─── EXTRACTED ENTRIES ───

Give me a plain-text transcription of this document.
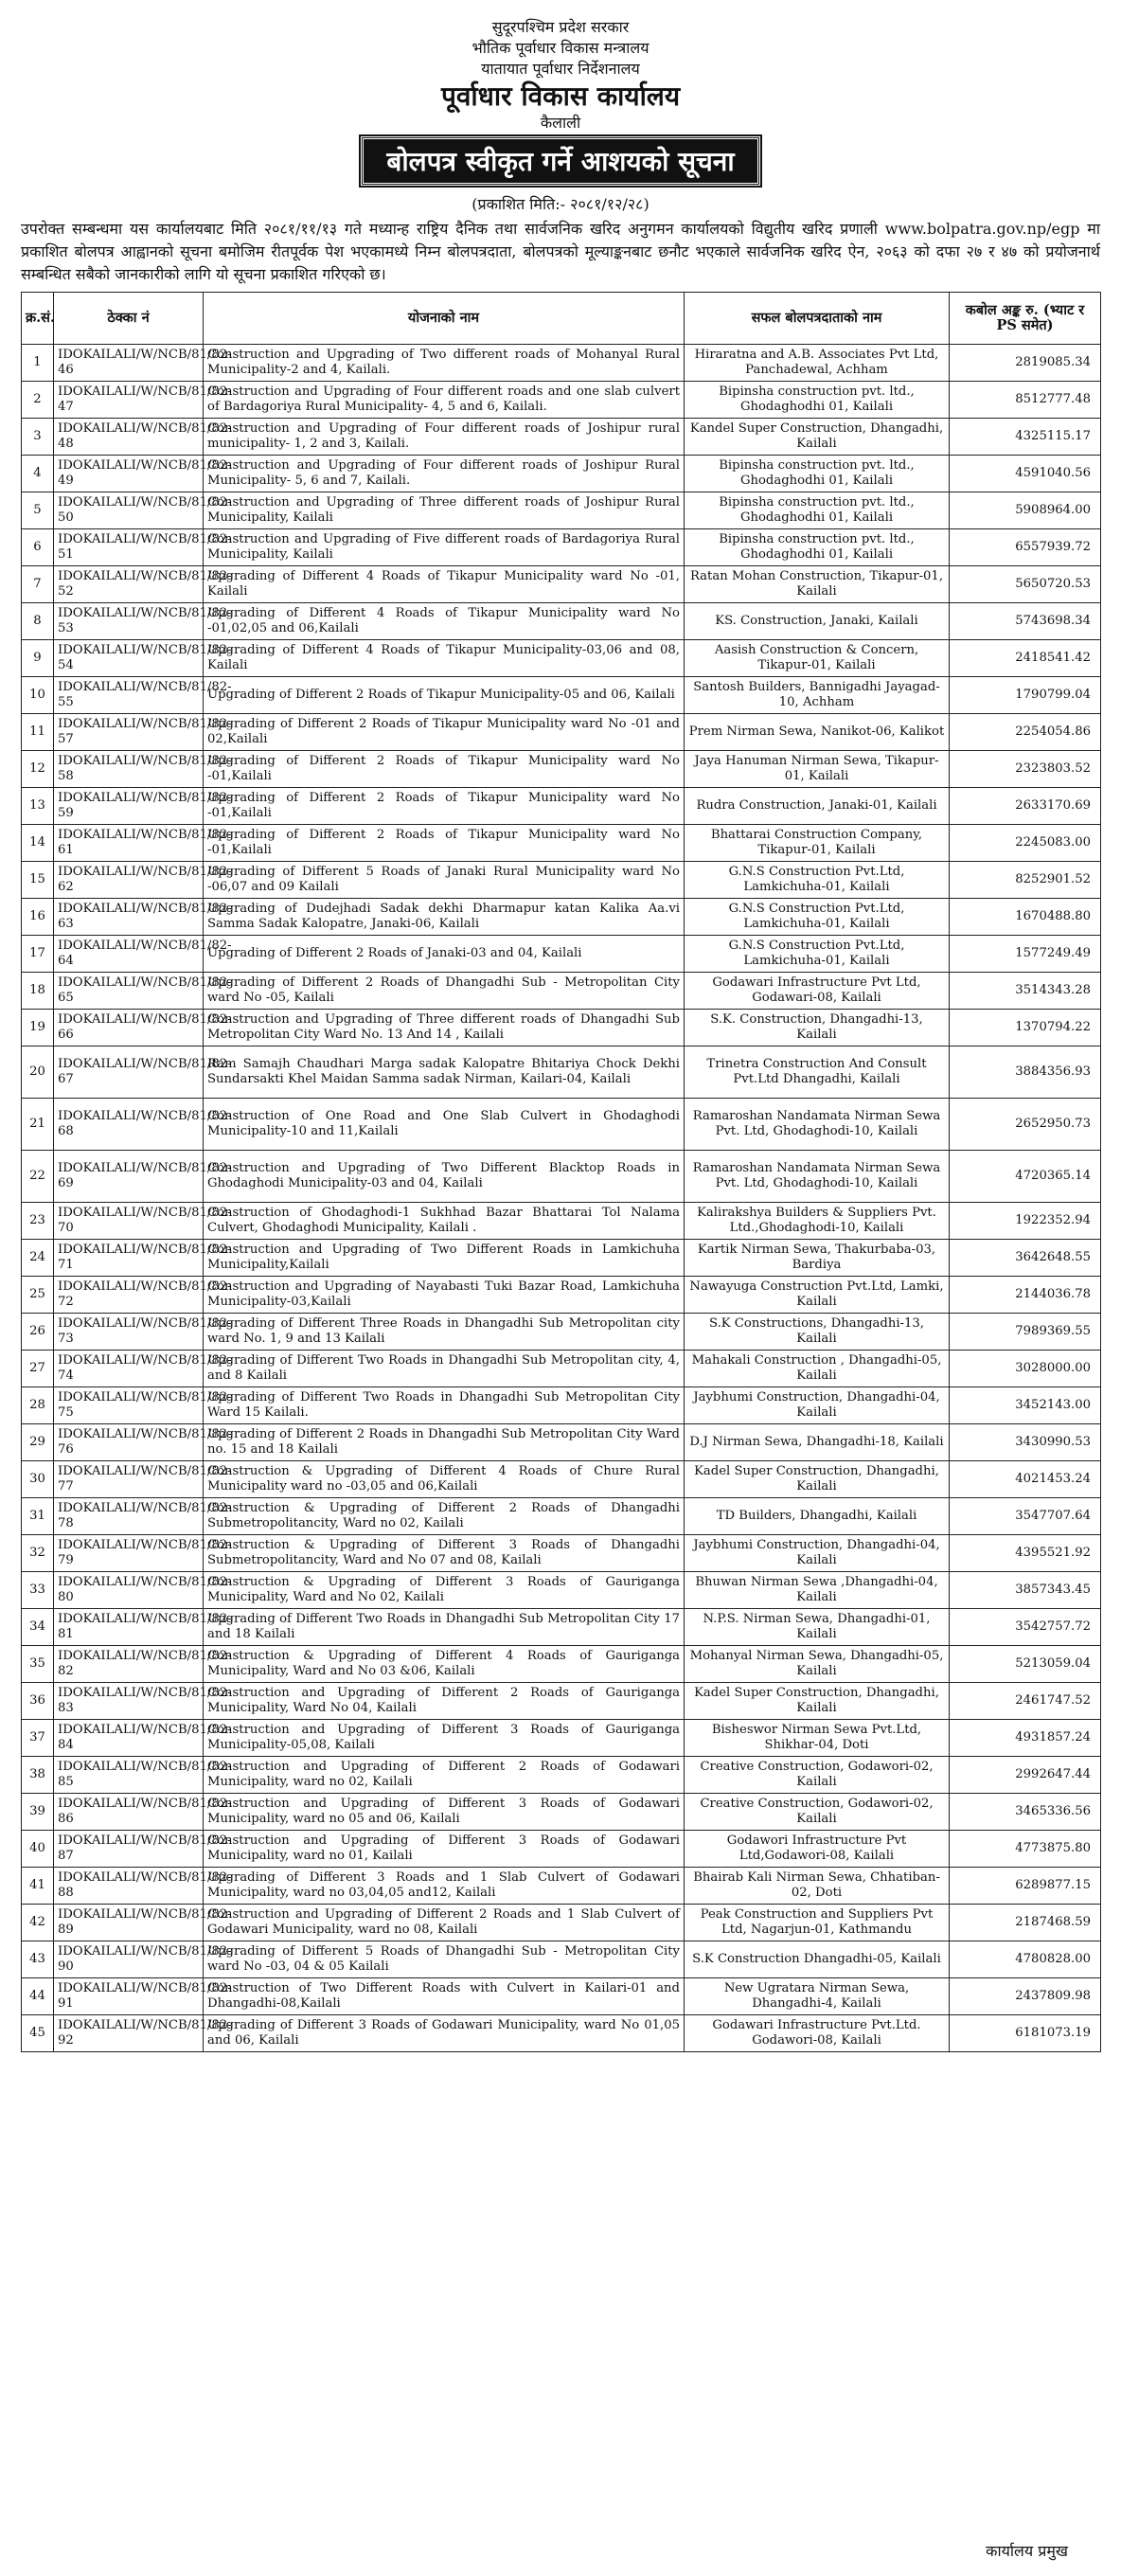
सुदूरपश्चिम प्रदेश सरकार
भौतिक पूर्वाधार विकास मन्त्रालय
यातायात पूर्वाधार निर्देशनालय
पूर्वाधार विकास कार्यालय
कैलाली
बोलपत्र स्वीकृत गर्ने आशयको सूचना
(प्रकाशित मिति:- २०८१/१२/२८)
उपरोक्त सम्बन्धमा यस कार्यालयबाट मिति २०८१/११/१३ गते मध्यान्ह राष्ट्रिय दैनिक तथा सार्वजनिक खरिद अनुगमन कार्यालयको विद्युतीय खरिद प्रणाली www.bolpatra.gov.np/egp मा प्रकाशित बोलपत्र आह्वानको सूचना बमोजिम रीतपूर्वक पेश भएकामध्ये निम्न बोलपत्रदाता, बोलपत्रको मूल्याङ्कनबाट छनौट भएकाले सार्वजनिक खरिद ऐन, २०६३ को दफा २७ र ४७ को प्रयोजनार्थ सम्बन्धित सबैको जानकारीको लागि यो सूचना प्रकाशित गरिएको छ।
क्र.सं.	ठेक्का नं	योजनाको नाम	सफल बोलपत्रदाताको नाम	कबोल अङ्क रु. (भ्याट र PS समेत)
1	IDOKAILALI/W/NCB/81/82-46	Construction and Upgrading of Two different roads of Mohanyal Rural Municipality-2 and 4, Kailali.	Hiraratna and A.B. Associates Pvt Ltd, Panchadewal, Achham	2819085.34
2	IDOKAILALI/W/NCB/81/82-47	Construction and Upgrading of Four different roads and one slab culvert of Bardagoriya Rural Municipality- 4, 5 and 6, Kailali.	Bipinsha construction pvt. ltd., Ghodaghodhi 01, Kailali	8512777.48
3	IDOKAILALI/W/NCB/81/82-48	Construction and Upgrading of Four different roads of Joshipur rural municipality- 1, 2 and 3, Kailali.	Kandel Super Construction, Dhangadhi, Kailali	4325115.17
4	IDOKAILALI/W/NCB/81/82-49	Construction and Upgrading of Four different roads of Joshipur Rural Municipality- 5, 6 and 7, Kailali.	Bipinsha construction pvt. ltd., Ghodaghodhi 01, Kailali	4591040.56
5	IDOKAILALI/W/NCB/81/82-50	Construction and Upgrading of Three different roads of Joshipur Rural Municipality, Kailali	Bipinsha construction pvt. ltd., Ghodaghodhi 01, Kailali	5908964.00
6	IDOKAILALI/W/NCB/81/82-51	Construction and Upgrading of Five different roads of Bardagoriya Rural Municipality, Kailali	Bipinsha construction pvt. ltd., Ghodaghodhi 01, Kailali	6557939.72
7	IDOKAILALI/W/NCB/81/82-52	Upgrading of Different 4 Roads of Tikapur Municipality ward No -01, Kailali	Ratan Mohan Construction, Tikapur-01, Kailali	5650720.53
8	IDOKAILALI/W/NCB/81/82-53	Upgrading of Different 4 Roads of Tikapur Municipality ward No -01,02,05 and 06,Kailali	KS. Construction, Janaki, Kailali	5743698.34
9	IDOKAILALI/W/NCB/81/82-54	Upgrading of Different 4 Roads of Tikapur Municipality-03,06 and 08, Kailali	Aasish Construction & Concern, Tikapur-01, Kailali	2418541.42
10	IDOKAILALI/W/NCB/81/82-55	Upgrading of Different 2 Roads of Tikapur Municipality-05 and 06, Kailali	Santosh Builders, Bannigadhi Jayagad-10, Achham	1790799.04
11	IDOKAILALI/W/NCB/81/82-57	Upgrading of Different 2 Roads of Tikapur Municipality ward No -01 and 02,Kailali	Prem Nirman Sewa, Nanikot-06, Kalikot	2254054.86
12	IDOKAILALI/W/NCB/81/82-58	Upgrading of Different 2 Roads of Tikapur Municipality ward No -01,Kailali	Jaya Hanuman Nirman Sewa, Tikapur-01, Kailali	2323803.52
13	IDOKAILALI/W/NCB/81/82-59	Upgrading of Different 2 Roads of Tikapur Municipality ward No -01,Kailali	Rudra Construction, Janaki-01, Kailali	2633170.69
14	IDOKAILALI/W/NCB/81/82-61	Upgrading of Different 2 Roads of Tikapur Municipality ward No -01,Kailali	Bhattarai Construction Company, Tikapur-01, Kailali	2245083.00
15	IDOKAILALI/W/NCB/81/82-62	Upgrading of Different 5 Roads of Janaki Rural Municipality ward No -06,07 and 09 Kailali	G.N.S Construction Pvt.Ltd, Lamkichuha-01, Kailali	8252901.52
16	IDOKAILALI/W/NCB/81/82-63	Upgrading of Dudejhadi Sadak dekhi Dharmapur katan Kalika Aa.vi Samma Sadak Kalopatre, Janaki-06, Kailali	G.N.S Construction Pvt.Ltd, Lamkichuha-01, Kailali	1670488.80
17	IDOKAILALI/W/NCB/81/82-64	Upgrading of Different 2 Roads of Janaki-03 and 04, Kailali	G.N.S Construction Pvt.Ltd, Lamkichuha-01, Kailali	1577249.49
18	IDOKAILALI/W/NCB/81/82-65	Upgrading of Different 2 Roads of Dhangadhi Sub - Metropolitan City ward No -05, Kailali	Godawari Infrastructure Pvt Ltd, Godawari-08, Kailali	3514343.28
19	IDOKAILALI/W/NCB/81/82-66	Construction and Upgrading of Three different roads of Dhangadhi Sub Metropolitan City Ward No. 13 And 14 , Kailali	S.K. Construction, Dhangadhi-13, Kailali	1370794.22
20	IDOKAILALI/W/NCB/81/82-67	Ram Samajh Chaudhari Marga sadak Kalopatre Bhitariya Chock Dekhi Sundarsakti Khel Maidan Samma sadak Nirman, Kailari-04, Kailali	Trinetra Construction And Consult Pvt.Ltd Dhangadhi, Kailali	3884356.93
21	IDOKAILALI/W/NCB/81/82-68	Construction of One Road and One Slab Culvert in Ghodaghodi Municipality-10 and 11,Kailali	Ramaroshan Nandamata Nirman Sewa Pvt. Ltd, Ghodaghodi-10, Kailali	2652950.73
22	IDOKAILALI/W/NCB/81/82-69	Construction and Upgrading of Two Different Blacktop Roads in Ghodaghodi Municipality-03 and 04, Kailali	Ramaroshan Nandamata Nirman Sewa Pvt. Ltd, Ghodaghodi-10, Kailali	4720365.14
23	IDOKAILALI/W/NCB/81/82-70	Construction of Ghodaghodi-1 Sukhhad Bazar Bhattarai Tol Nalama Culvert, Ghodaghodi Municipality, Kailali .	Kalirakshya Builders & Suppliers Pvt. Ltd.,Ghodaghodi-10, Kailali	1922352.94
24	IDOKAILALI/W/NCB/81/82-71	Construction and Upgrading of Two Different Roads in Lamkichuha Municipality,Kailali	Kartik Nirman Sewa, Thakurbaba-03, Bardiya	3642648.55
25	IDOKAILALI/W/NCB/81/82-72	Construction and Upgrading of Nayabasti Tuki Bazar Road, Lamkichuha Municipality-03,Kailali	Nawayuga Construction Pvt.Ltd, Lamki, Kailali	2144036.78
26	IDOKAILALI/W/NCB/81/82-73	Upgrading of Different Three Roads in Dhangadhi Sub Metropolitan city ward No. 1, 9 and 13 Kailali	S.K Constructions, Dhangadhi-13, Kailali	7989369.55
27	IDOKAILALI/W/NCB/81/82-74	Upgrading of Different Two Roads in Dhangadhi Sub Metropolitan city, 4, and 8 Kailali	Mahakali Construction , Dhangadhi-05, Kailali	3028000.00
28	IDOKAILALI/W/NCB/81/82-75	Upgrading of Different Two Roads in Dhangadhi Sub Metropolitan City Ward 15 Kailali.	Jaybhumi Construction, Dhangadhi-04, Kailali	3452143.00
29	IDOKAILALI/W/NCB/81/82-76	Upgrading of Different 2 Roads in Dhangadhi Sub Metropolitan City Ward no. 15 and 18 Kailali	D.J Nirman Sewa, Dhangadhi-18, Kailali	3430990.53
30	IDOKAILALI/W/NCB/81/82-77	Construction & Upgrading of Different 4 Roads of Chure Rural Municipality ward no -03,05 and 06,Kailali	Kadel Super Construction, Dhangadhi, Kailali	4021453.24
31	IDOKAILALI/W/NCB/81/82-78	Construction & Upgrading of Different 2 Roads of Dhangadhi Submetropolitancity, Ward no 02, Kailali	TD Builders, Dhangadhi, Kailali	3547707.64
32	IDOKAILALI/W/NCB/81/82-79	Construction & Upgrading of Different 3 Roads of Dhangadhi Submetropolitancity, Ward and No 07 and 08, Kailali	Jaybhumi Construction, Dhangadhi-04, Kailali	4395521.92
33	IDOKAILALI/W/NCB/81/82-80	Construction & Upgrading of Different 3 Roads of Gauriganga Municipality, Ward and No 02, Kailali	Bhuwan Nirman Sewa ,Dhangadhi-04, Kailali	3857343.45
34	IDOKAILALI/W/NCB/81/82-81	Upgrading of Different Two Roads in Dhangadhi Sub Metropolitan City 17 and 18 Kailali	N.P.S. Nirman Sewa, Dhangadhi-01, Kailali	3542757.72
35	IDOKAILALI/W/NCB/81/82-82	Construction & Upgrading of Different 4 Roads of Gauriganga Municipality, Ward and No 03 &06, Kailali	Mohanyal Nirman Sewa, Dhangadhi-05, Kailali	5213059.04
36	IDOKAILALI/W/NCB/81/82-83	Construction and Upgrading of Different 2 Roads of Gauriganga Municipality, Ward No 04, Kailali	Kadel Super Construction, Dhangadhi, Kailali	2461747.52
37	IDOKAILALI/W/NCB/81/82-84	Construction and Upgrading of Different 3 Roads of Gauriganga Municipality-05,08, Kailali	Bisheswor Nirman Sewa Pvt.Ltd, Shikhar-04, Doti	4931857.24
38	IDOKAILALI/W/NCB/81/82-85	Construction and Upgrading of Different 2 Roads of Godawari Municipality, ward no 02, Kailali	Creative Construction, Godawori-02, Kailali	2992647.44
39	IDOKAILALI/W/NCB/81/82-86	Construction and Upgrading of Different 3 Roads of Godawari Municipality, ward no 05 and 06, Kailali	Creative Construction, Godawori-02, Kailali	3465336.56
40	IDOKAILALI/W/NCB/81/82-87	Construction and Upgrading of Different 3 Roads of Godawari Municipality, ward no 01, Kailali	Godawori Infrastructure Pvt Ltd,Godawori-08, Kailali	4773875.80
41	IDOKAILALI/W/NCB/81/82-88	Upgrading of Different 3 Roads and 1 Slab Culvert of Godawari Municipality, ward no 03,04,05 and12, Kailali	Bhairab Kali Nirman Sewa, Chhatiban-02, Doti	6289877.15
42	IDOKAILALI/W/NCB/81/82-89	Construction and Upgrading of Different 2 Roads and 1 Slab Culvert of Godawari Municipality, ward no 08, Kailali	Peak Construction and Suppliers Pvt Ltd, Nagarjun-01, Kathmandu	2187468.59
43	IDOKAILALI/W/NCB/81/82-90	Upgrading of Different 5 Roads of Dhangadhi Sub - Metropolitan City ward No -03, 04 & 05 Kailali	S.K Construction Dhangadhi-05, Kailali	4780828.00
44	IDOKAILALI/W/NCB/81/82-91	Construction of Two Different Roads with Culvert in Kailari-01 and Dhangadhi-08,Kailali	New Ugratara Nirman Sewa, Dhangadhi-4, Kailali	2437809.98
45	IDOKAILALI/W/NCB/81/82-92	Upgrading of Different 3 Roads of Godawari Municipality, ward No 01,05 and 06, Kailali	Godawari Infrastructure Pvt.Ltd. Godawori-08, Kailali	6181073.19
कार्यालय प्रमुख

───

◆ **PROBLEM STATEMENT**:
Locate all lines holding the word "Submetropolitancity", then copy them out.

◆ **RESPONSE TO THIS TASK**:
31	IDOKAILALI/W/NCB/81/82-78	Construction & Upgrading of Different 2 Roads of Dhangadhi Submetropolitancity, Ward no 02, Kailali	TD Builders, Dhangadhi, Kailali	3547707.64
32	IDOKAILALI/W/NCB/81/82-79	Construction & Upgrading of Different 3 Roads of Dhangadhi Submetropolitancity, Ward and No 07 and 08, Kailali	Jaybhumi Construction, Dhangadhi-04, Kailali	4395521.92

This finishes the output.